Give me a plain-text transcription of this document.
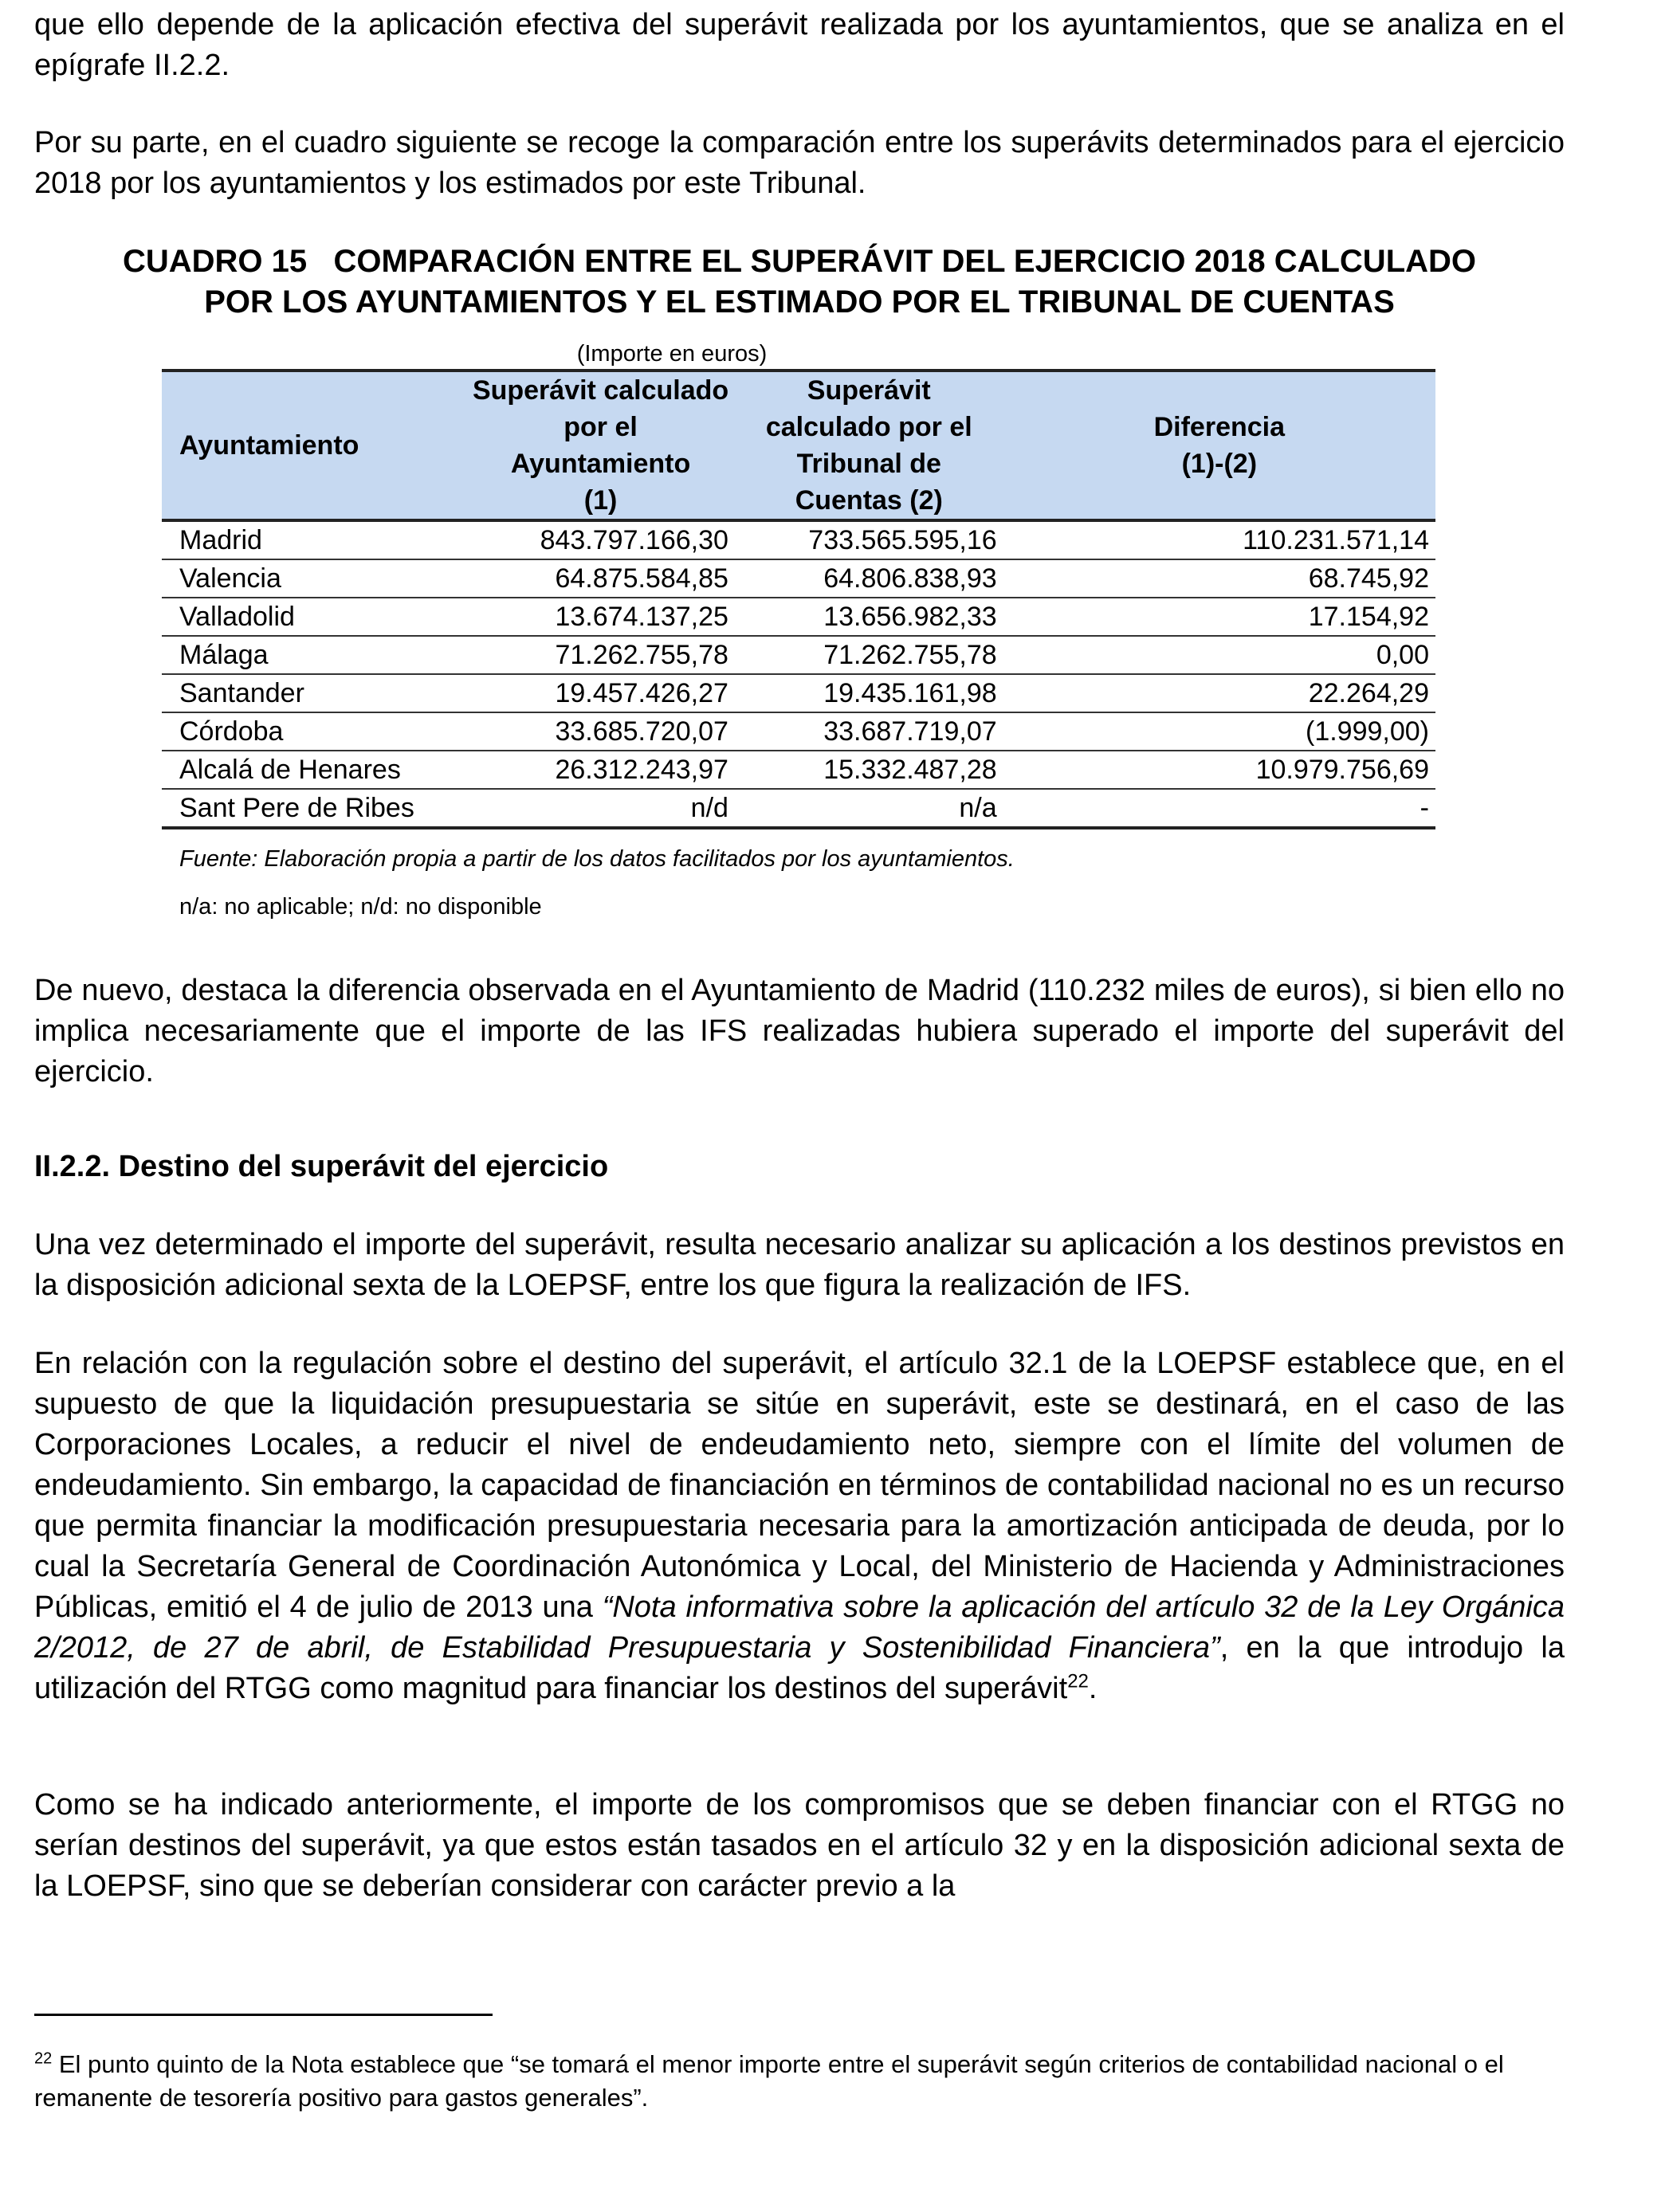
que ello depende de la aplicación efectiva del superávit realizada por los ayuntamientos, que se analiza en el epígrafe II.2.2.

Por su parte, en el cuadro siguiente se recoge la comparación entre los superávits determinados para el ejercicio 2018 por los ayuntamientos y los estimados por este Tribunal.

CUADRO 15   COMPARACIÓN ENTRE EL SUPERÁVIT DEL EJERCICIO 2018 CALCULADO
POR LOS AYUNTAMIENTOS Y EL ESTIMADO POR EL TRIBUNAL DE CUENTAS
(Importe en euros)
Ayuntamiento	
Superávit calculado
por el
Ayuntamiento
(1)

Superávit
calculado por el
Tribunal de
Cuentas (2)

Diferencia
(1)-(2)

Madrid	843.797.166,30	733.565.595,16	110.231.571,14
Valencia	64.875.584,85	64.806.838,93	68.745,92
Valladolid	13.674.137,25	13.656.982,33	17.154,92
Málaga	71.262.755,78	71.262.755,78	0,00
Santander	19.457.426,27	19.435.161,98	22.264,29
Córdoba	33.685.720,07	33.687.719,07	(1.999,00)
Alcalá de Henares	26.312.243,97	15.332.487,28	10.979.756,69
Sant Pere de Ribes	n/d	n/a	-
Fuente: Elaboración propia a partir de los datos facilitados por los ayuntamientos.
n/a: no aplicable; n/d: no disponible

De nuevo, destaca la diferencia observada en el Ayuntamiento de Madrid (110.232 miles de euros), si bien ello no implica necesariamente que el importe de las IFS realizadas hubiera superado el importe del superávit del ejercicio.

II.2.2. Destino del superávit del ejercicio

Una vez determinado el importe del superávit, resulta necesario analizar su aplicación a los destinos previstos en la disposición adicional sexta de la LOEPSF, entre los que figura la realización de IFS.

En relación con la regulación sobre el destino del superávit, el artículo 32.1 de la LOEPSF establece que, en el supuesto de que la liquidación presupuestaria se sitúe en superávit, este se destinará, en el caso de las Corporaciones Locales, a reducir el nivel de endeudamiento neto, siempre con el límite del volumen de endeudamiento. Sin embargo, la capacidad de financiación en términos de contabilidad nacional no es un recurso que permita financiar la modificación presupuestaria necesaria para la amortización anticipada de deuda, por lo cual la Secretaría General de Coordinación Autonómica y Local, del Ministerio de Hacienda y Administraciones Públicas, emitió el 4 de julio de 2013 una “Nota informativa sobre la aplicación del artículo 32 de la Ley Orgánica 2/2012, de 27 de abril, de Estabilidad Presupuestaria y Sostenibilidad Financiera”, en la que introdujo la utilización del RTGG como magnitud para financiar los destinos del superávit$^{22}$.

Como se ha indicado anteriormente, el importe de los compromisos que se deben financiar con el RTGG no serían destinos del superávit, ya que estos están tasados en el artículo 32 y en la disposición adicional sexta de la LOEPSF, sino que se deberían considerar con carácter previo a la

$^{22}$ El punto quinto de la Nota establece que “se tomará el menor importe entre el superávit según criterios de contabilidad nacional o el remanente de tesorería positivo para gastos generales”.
----
## DIRECTIONS
All of the records above must be copied exactly, except for the pictures.

## THE RESULT
Give me a plain-text transcription of this document.
que ello depende de la aplicación efectiva del superávit realizada por los ayuntamientos, que se analiza en el epígrafe II.2.2.

Por su parte, en el cuadro siguiente se recoge la comparación entre los superávits determinados para el ejercicio 2018 por los ayuntamientos y los estimados por este Tribunal.

CUADRO 15   COMPARACIÓN ENTRE EL SUPERÁVIT DEL EJERCICIO 2018 CALCULADO
POR LOS AYUNTAMIENTOS Y EL ESTIMADO POR EL TRIBUNAL DE CUENTAS
(Importe en euros)
Ayuntamiento	
Superávit calculado
por el
Ayuntamiento
(1)

Superávit
calculado por el
Tribunal de
Cuentas (2)

Diferencia
(1)-(2)

Madrid	843.797.166,30	733.565.595,16	110.231.571,14
Valencia	64.875.584,85	64.806.838,93	68.745,92
Valladolid	13.674.137,25	13.656.982,33	17.154,92
Málaga	71.262.755,78	71.262.755,78	0,00
Santander	19.457.426,27	19.435.161,98	22.264,29
Córdoba	33.685.720,07	33.687.719,07	(1.999,00)
Alcalá de Henares	26.312.243,97	15.332.487,28	10.979.756,69
Sant Pere de Ribes	n/d	n/a	-
Fuente: Elaboración propia a partir de los datos facilitados por los ayuntamientos.
n/a: no aplicable; n/d: no disponible

De nuevo, destaca la diferencia observada en el Ayuntamiento de Madrid (110.232 miles de euros), si bien ello no implica necesariamente que el importe de las IFS realizadas hubiera superado el importe del superávit del ejercicio.

II.2.2. Destino del superávit del ejercicio

Una vez determinado el importe del superávit, resulta necesario analizar su aplicación a los destinos previstos en la disposición adicional sexta de la LOEPSF, entre los que figura la realización de IFS.

En relación con la regulación sobre el destino del superávit, el artículo 32.1 de la LOEPSF establece que, en el supuesto de que la liquidación presupuestaria se sitúe en superávit, este se destinará, en el caso de las Corporaciones Locales, a reducir el nivel de endeudamiento neto, siempre con el límite del volumen de endeudamiento. Sin embargo, la capacidad de financiación en términos de contabilidad nacional no es un recurso que permita financiar la modificación presupuestaria necesaria para la amortización anticipada de deuda, por lo cual la Secretaría General de Coordinación Autonómica y Local, del Ministerio de Hacienda y Administraciones Públicas, emitió el 4 de julio de 2013 una “Nota informativa sobre la aplicación del artículo 32 de la Ley Orgánica 2/2012, de 27 de abril, de Estabilidad Presupuestaria y Sostenibilidad Financiera”, en la que introdujo la utilización del RTGG como magnitud para financiar los destinos del superávit$^{22}$.

Como se ha indicado anteriormente, el importe de los compromisos que se deben financiar con el RTGG no serían destinos del superávit, ya que estos están tasados en el artículo 32 y en la disposición adicional sexta de la LOEPSF, sino que se deberían considerar con carácter previo a la

$^{22}$ El punto quinto de la Nota establece que “se tomará el menor importe entre el superávit según criterios de contabilidad nacional o el remanente de tesorería positivo para gastos generales”.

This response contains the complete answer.